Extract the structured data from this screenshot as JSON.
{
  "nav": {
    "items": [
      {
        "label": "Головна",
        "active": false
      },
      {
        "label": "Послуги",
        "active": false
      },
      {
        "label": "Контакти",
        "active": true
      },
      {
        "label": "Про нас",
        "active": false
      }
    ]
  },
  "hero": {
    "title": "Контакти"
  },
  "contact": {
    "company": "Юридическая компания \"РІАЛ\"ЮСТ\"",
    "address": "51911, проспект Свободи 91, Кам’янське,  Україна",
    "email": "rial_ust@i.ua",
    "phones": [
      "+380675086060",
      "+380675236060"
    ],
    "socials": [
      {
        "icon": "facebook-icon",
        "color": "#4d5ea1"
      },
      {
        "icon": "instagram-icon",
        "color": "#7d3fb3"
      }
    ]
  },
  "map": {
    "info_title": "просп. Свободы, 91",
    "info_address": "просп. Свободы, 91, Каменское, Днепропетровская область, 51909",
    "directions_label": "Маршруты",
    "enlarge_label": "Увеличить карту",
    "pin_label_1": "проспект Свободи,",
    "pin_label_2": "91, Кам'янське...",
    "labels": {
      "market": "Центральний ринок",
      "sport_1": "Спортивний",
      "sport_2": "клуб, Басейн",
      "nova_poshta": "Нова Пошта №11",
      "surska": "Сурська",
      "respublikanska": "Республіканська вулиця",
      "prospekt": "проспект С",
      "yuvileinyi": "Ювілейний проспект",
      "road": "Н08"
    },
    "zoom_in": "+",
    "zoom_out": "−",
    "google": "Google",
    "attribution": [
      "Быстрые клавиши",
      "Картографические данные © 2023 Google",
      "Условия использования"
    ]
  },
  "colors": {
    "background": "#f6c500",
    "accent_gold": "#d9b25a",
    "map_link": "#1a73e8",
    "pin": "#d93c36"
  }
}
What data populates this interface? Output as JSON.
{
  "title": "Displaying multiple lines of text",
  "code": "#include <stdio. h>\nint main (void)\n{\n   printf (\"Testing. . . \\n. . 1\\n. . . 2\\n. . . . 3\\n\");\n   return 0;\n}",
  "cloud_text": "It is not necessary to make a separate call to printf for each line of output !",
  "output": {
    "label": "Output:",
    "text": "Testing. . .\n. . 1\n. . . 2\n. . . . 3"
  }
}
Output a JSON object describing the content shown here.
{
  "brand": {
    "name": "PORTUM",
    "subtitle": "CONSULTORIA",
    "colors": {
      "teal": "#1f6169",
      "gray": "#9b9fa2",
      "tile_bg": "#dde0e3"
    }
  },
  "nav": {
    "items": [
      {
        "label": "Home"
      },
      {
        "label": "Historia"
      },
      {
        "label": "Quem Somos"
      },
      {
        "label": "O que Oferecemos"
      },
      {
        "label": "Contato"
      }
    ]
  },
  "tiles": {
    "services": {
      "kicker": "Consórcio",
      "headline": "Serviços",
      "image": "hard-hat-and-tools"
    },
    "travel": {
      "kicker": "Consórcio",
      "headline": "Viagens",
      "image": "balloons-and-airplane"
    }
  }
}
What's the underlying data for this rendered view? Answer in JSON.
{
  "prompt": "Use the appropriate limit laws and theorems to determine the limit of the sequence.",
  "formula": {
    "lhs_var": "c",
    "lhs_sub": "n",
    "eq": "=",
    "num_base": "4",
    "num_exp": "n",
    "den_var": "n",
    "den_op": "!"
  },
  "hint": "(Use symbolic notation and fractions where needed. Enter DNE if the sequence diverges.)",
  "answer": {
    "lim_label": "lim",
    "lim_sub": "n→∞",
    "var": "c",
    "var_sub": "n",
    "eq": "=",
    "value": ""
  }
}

+++

### Set exercise
Identify and copy the lines holding the word "What".

### Output below
What data populates this interface? Output as JSON.
What's the underlying data for this rendered view? Answer in JSON.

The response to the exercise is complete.